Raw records

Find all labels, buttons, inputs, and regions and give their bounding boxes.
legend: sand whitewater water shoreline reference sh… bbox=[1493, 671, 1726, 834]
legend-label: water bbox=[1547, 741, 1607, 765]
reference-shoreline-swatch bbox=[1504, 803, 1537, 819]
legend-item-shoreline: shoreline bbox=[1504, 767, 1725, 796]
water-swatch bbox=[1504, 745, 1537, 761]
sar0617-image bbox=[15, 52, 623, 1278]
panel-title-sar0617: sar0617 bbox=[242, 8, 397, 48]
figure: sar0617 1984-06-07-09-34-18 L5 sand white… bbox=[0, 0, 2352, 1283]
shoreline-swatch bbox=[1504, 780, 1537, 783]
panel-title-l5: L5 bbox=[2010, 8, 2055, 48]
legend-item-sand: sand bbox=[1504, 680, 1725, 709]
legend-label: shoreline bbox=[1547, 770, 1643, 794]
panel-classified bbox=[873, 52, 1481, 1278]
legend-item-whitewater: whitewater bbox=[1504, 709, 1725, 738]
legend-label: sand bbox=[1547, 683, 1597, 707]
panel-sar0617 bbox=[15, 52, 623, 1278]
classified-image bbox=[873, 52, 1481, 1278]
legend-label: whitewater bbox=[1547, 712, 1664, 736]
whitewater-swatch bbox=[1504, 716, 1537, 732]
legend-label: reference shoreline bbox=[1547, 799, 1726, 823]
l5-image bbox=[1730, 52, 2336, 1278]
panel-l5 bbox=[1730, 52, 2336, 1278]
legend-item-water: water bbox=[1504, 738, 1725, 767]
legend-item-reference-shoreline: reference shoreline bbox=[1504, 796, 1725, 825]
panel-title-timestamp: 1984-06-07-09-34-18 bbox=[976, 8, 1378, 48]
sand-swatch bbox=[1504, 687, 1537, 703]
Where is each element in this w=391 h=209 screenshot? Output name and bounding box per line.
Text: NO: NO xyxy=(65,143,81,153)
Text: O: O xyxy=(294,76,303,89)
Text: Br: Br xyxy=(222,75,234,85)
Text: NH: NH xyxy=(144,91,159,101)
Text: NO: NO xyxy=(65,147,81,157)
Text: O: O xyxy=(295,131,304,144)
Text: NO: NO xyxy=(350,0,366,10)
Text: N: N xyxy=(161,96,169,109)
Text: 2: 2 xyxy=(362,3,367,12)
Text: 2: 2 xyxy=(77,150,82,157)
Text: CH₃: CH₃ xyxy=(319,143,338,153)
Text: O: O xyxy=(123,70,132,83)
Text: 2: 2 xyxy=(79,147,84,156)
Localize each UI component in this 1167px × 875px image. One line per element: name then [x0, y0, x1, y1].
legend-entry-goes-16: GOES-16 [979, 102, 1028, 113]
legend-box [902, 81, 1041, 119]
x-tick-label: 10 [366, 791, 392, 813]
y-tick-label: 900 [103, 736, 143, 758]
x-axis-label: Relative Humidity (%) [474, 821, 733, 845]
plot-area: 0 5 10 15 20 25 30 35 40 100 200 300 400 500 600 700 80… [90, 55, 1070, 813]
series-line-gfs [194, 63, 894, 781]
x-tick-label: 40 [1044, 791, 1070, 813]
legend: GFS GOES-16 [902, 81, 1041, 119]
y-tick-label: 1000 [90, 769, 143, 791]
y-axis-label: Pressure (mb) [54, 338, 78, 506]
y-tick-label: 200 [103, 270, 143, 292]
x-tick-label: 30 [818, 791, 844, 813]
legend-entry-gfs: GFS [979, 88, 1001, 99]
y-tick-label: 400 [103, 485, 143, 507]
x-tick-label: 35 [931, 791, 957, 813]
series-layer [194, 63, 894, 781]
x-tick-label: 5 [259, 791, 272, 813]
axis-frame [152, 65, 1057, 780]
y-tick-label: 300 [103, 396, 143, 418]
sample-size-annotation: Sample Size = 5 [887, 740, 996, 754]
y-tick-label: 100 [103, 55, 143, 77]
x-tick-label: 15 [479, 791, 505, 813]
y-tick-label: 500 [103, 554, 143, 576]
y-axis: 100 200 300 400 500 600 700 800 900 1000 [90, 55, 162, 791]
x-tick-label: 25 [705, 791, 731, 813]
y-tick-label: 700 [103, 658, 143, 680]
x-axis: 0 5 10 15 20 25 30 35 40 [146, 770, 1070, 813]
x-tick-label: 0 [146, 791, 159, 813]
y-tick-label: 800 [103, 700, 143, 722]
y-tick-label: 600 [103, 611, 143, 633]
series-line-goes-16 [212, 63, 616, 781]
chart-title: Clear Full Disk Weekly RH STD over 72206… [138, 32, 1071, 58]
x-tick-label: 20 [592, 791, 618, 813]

_Aim_
Quote all of the rows above word for word, line by line.

_Output of the task_
Find all labels, buttons, inputs, and regions and give their bounding boxes.
legend: sand whitewater water shoreline reference sh… bbox=[1493, 671, 1726, 834]
legend-label: water bbox=[1547, 741, 1607, 765]
reference-shoreline-swatch bbox=[1504, 803, 1537, 819]
legend-item-shoreline: shoreline bbox=[1504, 767, 1725, 796]
water-swatch bbox=[1504, 745, 1537, 761]
sar0617-image bbox=[15, 52, 623, 1278]
panel-title-sar0617: sar0617 bbox=[242, 8, 397, 48]
figure: sar0617 1984-06-07-09-34-18 L5 sand white… bbox=[0, 0, 2352, 1283]
shoreline-swatch bbox=[1504, 780, 1537, 783]
panel-title-l5: L5 bbox=[2010, 8, 2055, 48]
legend-item-sand: sand bbox=[1504, 680, 1725, 709]
legend-label: shoreline bbox=[1547, 770, 1643, 794]
panel-classified bbox=[873, 52, 1481, 1278]
legend-item-whitewater: whitewater bbox=[1504, 709, 1725, 738]
legend-label: sand bbox=[1547, 683, 1597, 707]
panel-sar0617 bbox=[15, 52, 623, 1278]
classified-image bbox=[873, 52, 1481, 1278]
legend-label: whitewater bbox=[1547, 712, 1664, 736]
whitewater-swatch bbox=[1504, 716, 1537, 732]
legend-label: reference shoreline bbox=[1547, 799, 1726, 823]
l5-image bbox=[1730, 52, 2336, 1278]
panel-l5 bbox=[1730, 52, 2336, 1278]
legend-item-water: water bbox=[1504, 738, 1725, 767]
legend-item-reference-shoreline: reference shoreline bbox=[1504, 796, 1725, 825]
panel-title-timestamp: 1984-06-07-09-34-18 bbox=[976, 8, 1378, 48]
sand-swatch bbox=[1504, 687, 1537, 703]
Where is each element in this w=391 h=209 screenshot? Output name and bounding box per line.
Text: NO: NO xyxy=(65,143,81,153)
Text: O: O xyxy=(294,76,303,89)
Text: Br: Br xyxy=(222,75,234,85)
Text: NH: NH xyxy=(144,91,159,101)
Text: NO: NO xyxy=(65,147,81,157)
Text: O: O xyxy=(295,131,304,144)
Text: NO: NO xyxy=(350,0,366,10)
Text: N: N xyxy=(161,96,169,109)
Text: 2: 2 xyxy=(362,3,367,12)
Text: 2: 2 xyxy=(77,150,82,157)
Text: CH₃: CH₃ xyxy=(319,143,338,153)
Text: O: O xyxy=(123,70,132,83)
Text: 2: 2 xyxy=(79,147,84,156)
Localize each UI component in this 1167px × 875px image. One line per element: name then [x0, y0, x1, y1].
legend-entry-goes-16: GOES-16 [979, 102, 1028, 113]
legend-box [902, 81, 1041, 119]
x-tick-label: 10 [366, 791, 392, 813]
y-tick-label: 900 [103, 736, 143, 758]
x-axis-label: Relative Humidity (%) [474, 821, 733, 845]
plot-area: 0 5 10 15 20 25 30 35 40 100 200 300 400 500 600 700 80… [90, 55, 1070, 813]
series-line-gfs [194, 63, 894, 781]
x-tick-label: 40 [1044, 791, 1070, 813]
legend: GFS GOES-16 [902, 81, 1041, 119]
y-tick-label: 1000 [90, 769, 143, 791]
y-axis-label: Pressure (mb) [54, 338, 78, 506]
y-tick-label: 200 [103, 270, 143, 292]
x-tick-label: 30 [818, 791, 844, 813]
legend-entry-gfs: GFS [979, 88, 1001, 99]
y-tick-label: 400 [103, 485, 143, 507]
x-tick-label: 35 [931, 791, 957, 813]
series-layer [194, 63, 894, 781]
x-tick-label: 5 [259, 791, 272, 813]
axis-frame [152, 65, 1057, 780]
y-tick-label: 300 [103, 396, 143, 418]
sample-size-annotation: Sample Size = 5 [887, 740, 996, 754]
y-tick-label: 100 [103, 55, 143, 77]
x-tick-label: 15 [479, 791, 505, 813]
y-tick-label: 500 [103, 554, 143, 576]
y-axis: 100 200 300 400 500 600 700 800 900 1000 [90, 55, 162, 791]
x-tick-label: 25 [705, 791, 731, 813]
y-tick-label: 700 [103, 658, 143, 680]
x-axis: 0 5 10 15 20 25 30 35 40 [146, 770, 1070, 813]
x-tick-label: 0 [146, 791, 159, 813]
y-tick-label: 800 [103, 700, 143, 722]
y-tick-label: 600 [103, 611, 143, 633]
series-line-goes-16 [212, 63, 616, 781]
chart-title: Clear Full Disk Weekly RH STD over 72206… [138, 32, 1071, 58]
x-tick-label: 20 [592, 791, 618, 813]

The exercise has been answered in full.